* Task goal: What follows is a block of records; restate each one word for word.

* Recorded information:
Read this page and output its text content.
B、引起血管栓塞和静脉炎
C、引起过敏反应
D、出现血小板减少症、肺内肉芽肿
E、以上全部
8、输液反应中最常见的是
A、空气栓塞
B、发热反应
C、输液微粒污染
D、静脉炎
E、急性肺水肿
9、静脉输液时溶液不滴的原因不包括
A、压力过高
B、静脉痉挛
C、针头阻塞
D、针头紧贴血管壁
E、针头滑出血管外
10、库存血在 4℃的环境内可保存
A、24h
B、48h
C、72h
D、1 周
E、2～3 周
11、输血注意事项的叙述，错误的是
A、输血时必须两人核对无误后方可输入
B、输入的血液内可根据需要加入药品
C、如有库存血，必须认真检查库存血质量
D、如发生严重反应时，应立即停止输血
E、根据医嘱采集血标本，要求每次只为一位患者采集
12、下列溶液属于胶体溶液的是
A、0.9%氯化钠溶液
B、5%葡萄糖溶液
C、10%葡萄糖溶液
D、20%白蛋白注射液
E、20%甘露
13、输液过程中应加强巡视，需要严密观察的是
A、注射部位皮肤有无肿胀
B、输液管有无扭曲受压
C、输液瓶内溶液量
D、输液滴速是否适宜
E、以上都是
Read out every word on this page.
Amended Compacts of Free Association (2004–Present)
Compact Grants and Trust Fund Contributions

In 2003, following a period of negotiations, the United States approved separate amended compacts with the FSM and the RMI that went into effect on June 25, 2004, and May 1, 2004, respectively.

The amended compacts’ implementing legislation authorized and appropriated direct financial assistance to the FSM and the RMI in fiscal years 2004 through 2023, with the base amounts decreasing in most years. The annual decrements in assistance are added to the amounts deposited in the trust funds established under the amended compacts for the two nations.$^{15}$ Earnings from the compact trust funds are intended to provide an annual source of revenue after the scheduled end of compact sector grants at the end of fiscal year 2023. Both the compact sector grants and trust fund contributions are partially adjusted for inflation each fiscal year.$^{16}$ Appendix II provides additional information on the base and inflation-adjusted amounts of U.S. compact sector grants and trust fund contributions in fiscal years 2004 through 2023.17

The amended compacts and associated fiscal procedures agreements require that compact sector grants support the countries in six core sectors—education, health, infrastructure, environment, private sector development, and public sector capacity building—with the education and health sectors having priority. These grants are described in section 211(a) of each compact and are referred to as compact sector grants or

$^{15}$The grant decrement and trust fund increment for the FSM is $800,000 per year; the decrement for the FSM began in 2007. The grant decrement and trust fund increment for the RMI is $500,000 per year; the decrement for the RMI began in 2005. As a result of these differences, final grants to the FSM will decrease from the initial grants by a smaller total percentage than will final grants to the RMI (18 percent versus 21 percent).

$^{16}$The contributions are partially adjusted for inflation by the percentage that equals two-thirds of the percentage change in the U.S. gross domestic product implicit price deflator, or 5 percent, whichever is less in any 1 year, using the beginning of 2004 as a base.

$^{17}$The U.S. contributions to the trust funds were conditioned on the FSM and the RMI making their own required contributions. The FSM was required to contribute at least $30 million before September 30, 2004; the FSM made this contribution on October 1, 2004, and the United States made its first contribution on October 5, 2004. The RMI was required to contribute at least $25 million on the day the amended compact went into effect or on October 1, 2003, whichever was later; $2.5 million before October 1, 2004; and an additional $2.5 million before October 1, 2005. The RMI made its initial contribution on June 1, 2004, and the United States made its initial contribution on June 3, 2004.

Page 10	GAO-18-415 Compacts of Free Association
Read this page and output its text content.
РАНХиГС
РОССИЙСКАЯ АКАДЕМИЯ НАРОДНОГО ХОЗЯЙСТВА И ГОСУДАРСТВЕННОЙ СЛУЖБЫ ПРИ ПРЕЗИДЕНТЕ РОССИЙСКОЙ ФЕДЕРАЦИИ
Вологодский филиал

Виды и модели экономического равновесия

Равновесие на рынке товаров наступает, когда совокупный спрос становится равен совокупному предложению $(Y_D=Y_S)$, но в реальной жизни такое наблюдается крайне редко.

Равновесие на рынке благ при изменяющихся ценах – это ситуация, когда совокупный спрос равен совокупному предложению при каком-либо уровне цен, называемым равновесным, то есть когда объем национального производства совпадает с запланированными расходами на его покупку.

* Output for this exercise:
Read this page and output its text content.
B、引起血管栓塞和静脉炎
C、引起过敏反应
D、出现血小板减少症、肺内肉芽肿
E、以上全部
8、输液反应中最常见的是
A、空气栓塞
B、发热反应
C、输液微粒污染
D、静脉炎
E、急性肺水肿
9、静脉输液时溶液不滴的原因不包括
A、压力过高
B、静脉痉挛
C、针头阻塞
D、针头紧贴血管壁
E、针头滑出血管外
10、库存血在 4℃的环境内可保存
A、24h
B、48h
C、72h
D、1 周
E、2～3 周
11、输血注意事项的叙述，错误的是
A、输血时必须两人核对无误后方可输入
B、输入的血液内可根据需要加入药品
C、如有库存血，必须认真检查库存血质量
D、如发生严重反应时，应立即停止输血
E、根据医嘱采集血标本，要求每次只为一位患者采集
12、下列溶液属于胶体溶液的是
A、0.9%氯化钠溶液
B、5%葡萄糖溶液
C、10%葡萄糖溶液
D、20%白蛋白注射液
E、20%甘露
13、输液过程中应加强巡视，需要严密观察的是
A、注射部位皮肤有无肿胀
B、输液管有无扭曲受压
C、输液瓶内溶液量
D、输液滴速是否适宜
E、以上都是
Read out every word on this page.
Amended Compacts of Free Association (2004–Present)
Compact Grants and Trust Fund Contributions

In 2003, following a period of negotiations, the United States approved separate amended compacts with the FSM and the RMI that went into effect on June 25, 2004, and May 1, 2004, respectively.

The amended compacts’ implementing legislation authorized and appropriated direct financial assistance to the FSM and the RMI in fiscal years 2004 through 2023, with the base amounts decreasing in most years. The annual decrements in assistance are added to the amounts deposited in the trust funds established under the amended compacts for the two nations.$^{15}$ Earnings from the compact trust funds are intended to provide an annual source of revenue after the scheduled end of compact sector grants at the end of fiscal year 2023. Both the compact sector grants and trust fund contributions are partially adjusted for inflation each fiscal year.$^{16}$ Appendix II provides additional information on the base and inflation-adjusted amounts of U.S. compact sector grants and trust fund contributions in fiscal years 2004 through 2023.17

The amended compacts and associated fiscal procedures agreements require that compact sector grants support the countries in six core sectors—education, health, infrastructure, environment, private sector development, and public sector capacity building—with the education and health sectors having priority. These grants are described in section 211(a) of each compact and are referred to as compact sector grants or

$^{15}$The grant decrement and trust fund increment for the FSM is $800,000 per year; the decrement for the FSM began in 2007. The grant decrement and trust fund increment for the RMI is $500,000 per year; the decrement for the RMI began in 2005. As a result of these differences, final grants to the FSM will decrease from the initial grants by a smaller total percentage than will final grants to the RMI (18 percent versus 21 percent).

$^{16}$The contributions are partially adjusted for inflation by the percentage that equals two-thirds of the percentage change in the U.S. gross domestic product implicit price deflator, or 5 percent, whichever is less in any 1 year, using the beginning of 2004 as a base.

$^{17}$The U.S. contributions to the trust funds were conditioned on the FSM and the RMI making their own required contributions. The FSM was required to contribute at least $30 million before September 30, 2004; the FSM made this contribution on October 1, 2004, and the United States made its first contribution on October 5, 2004. The RMI was required to contribute at least $25 million on the day the amended compact went into effect or on October 1, 2003, whichever was later; $2.5 million before October 1, 2004; and an additional $2.5 million before October 1, 2005. The RMI made its initial contribution on June 1, 2004, and the United States made its initial contribution on June 3, 2004.

Page 10	GAO-18-415 Compacts of Free Association
Read this page and output its text content.
РАНХиГС
РОССИЙСКАЯ АКАДЕМИЯ НАРОДНОГО ХОЗЯЙСТВА И ГОСУДАРСТВЕННОЙ СЛУЖБЫ ПРИ ПРЕЗИДЕНТЕ РОССИЙСКОЙ ФЕДЕРАЦИИ
Вологодский филиал

Виды и модели экономического равновесия

Равновесие на рынке товаров наступает, когда совокупный спрос становится равен совокупному предложению $(Y_D=Y_S)$, но в реальной жизни такое наблюдается крайне редко.

Равновесие на рынке благ при изменяющихся ценах – это ситуация, когда совокупный спрос равен совокупному предложению при каком-либо уровне цен, называемым равновесным, то есть когда объем национального производства совпадает с запланированными расходами на его покупку.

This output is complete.